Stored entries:
########

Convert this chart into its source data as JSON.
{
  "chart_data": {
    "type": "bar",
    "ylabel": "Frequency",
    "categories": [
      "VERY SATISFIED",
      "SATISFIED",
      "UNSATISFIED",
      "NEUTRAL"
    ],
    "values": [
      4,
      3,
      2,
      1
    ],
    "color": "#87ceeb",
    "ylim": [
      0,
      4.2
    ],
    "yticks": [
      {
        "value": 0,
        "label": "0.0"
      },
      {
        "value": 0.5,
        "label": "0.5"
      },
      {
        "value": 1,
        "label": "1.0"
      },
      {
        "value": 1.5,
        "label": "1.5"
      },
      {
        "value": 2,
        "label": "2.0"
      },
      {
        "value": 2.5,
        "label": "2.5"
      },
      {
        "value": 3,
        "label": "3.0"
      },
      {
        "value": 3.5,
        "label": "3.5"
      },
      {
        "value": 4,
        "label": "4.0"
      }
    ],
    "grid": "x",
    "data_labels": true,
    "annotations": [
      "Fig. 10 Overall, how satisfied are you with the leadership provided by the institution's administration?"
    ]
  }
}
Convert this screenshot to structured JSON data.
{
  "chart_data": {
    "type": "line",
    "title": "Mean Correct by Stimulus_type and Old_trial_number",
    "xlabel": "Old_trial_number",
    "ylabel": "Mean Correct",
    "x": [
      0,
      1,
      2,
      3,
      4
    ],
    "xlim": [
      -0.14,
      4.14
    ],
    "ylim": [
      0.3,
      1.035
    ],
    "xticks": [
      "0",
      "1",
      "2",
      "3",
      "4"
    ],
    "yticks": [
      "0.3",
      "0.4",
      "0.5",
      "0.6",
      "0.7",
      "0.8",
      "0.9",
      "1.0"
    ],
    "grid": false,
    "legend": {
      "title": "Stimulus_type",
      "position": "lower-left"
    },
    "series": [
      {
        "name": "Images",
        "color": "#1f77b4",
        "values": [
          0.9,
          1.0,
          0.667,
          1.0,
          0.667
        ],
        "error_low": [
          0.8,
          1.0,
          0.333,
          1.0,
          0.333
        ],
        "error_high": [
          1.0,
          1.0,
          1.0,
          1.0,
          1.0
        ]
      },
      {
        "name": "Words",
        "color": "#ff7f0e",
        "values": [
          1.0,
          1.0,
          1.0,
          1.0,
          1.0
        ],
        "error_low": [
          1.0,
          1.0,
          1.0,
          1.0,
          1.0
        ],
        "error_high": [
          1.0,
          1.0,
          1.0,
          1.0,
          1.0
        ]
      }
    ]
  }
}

########

» Work to do: Check each line of the listing above for the string "JSON", then report only how many lines have it.

» Problem solution: 2